**Requirements:** Repeat every line of the material, character for character.

------ Records

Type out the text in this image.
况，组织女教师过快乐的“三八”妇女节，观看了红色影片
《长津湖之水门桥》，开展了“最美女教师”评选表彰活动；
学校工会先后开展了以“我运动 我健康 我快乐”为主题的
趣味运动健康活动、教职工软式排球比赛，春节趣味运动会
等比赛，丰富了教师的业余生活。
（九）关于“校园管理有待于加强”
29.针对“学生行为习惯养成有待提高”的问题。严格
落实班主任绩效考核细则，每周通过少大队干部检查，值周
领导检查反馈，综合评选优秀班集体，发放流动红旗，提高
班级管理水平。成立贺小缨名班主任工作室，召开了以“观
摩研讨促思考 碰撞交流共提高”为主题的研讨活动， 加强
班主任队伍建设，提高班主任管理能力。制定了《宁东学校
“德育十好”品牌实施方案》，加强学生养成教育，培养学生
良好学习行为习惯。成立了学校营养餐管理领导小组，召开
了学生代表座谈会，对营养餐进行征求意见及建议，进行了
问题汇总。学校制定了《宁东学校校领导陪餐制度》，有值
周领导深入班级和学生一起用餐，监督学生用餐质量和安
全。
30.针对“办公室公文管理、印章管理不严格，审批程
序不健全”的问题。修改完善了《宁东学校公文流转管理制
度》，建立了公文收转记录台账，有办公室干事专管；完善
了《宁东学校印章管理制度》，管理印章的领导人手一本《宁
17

------------

**Right answer:**
Type out the text in this image.
况，组织女教师过快乐的“三八”妇女节，观看了红色影片
《长津湖之水门桥》，开展了“最美女教师”评选表彰活动；
学校工会先后开展了以“我运动 我健康 我快乐”为主题的
趣味运动健康活动、教职工软式排球比赛，春节趣味运动会
等比赛，丰富了教师的业余生活。
（九）关于“校园管理有待于加强”
29.针对“学生行为习惯养成有待提高”的问题。严格
落实班主任绩效考核细则，每周通过少大队干部检查，值周
领导检查反馈，综合评选优秀班集体，发放流动红旗，提高
班级管理水平。成立贺小缨名班主任工作室，召开了以“观
摩研讨促思考 碰撞交流共提高”为主题的研讨活动， 加强
班主任队伍建设，提高班主任管理能力。制定了《宁东学校
“德育十好”品牌实施方案》，加强学生养成教育，培养学生
良好学习行为习惯。成立了学校营养餐管理领导小组，召开
了学生代表座谈会，对营养餐进行征求意见及建议，进行了
问题汇总。学校制定了《宁东学校校领导陪餐制度》，有值
周领导深入班级和学生一起用餐，监督学生用餐质量和安
全。
30.针对“办公室公文管理、印章管理不严格，审批程
序不健全”的问题。修改完善了《宁东学校公文流转管理制
度》，建立了公文收转记录台账，有办公室干事专管；完善
了《宁东学校印章管理制度》，管理印章的领导人手一本《宁
17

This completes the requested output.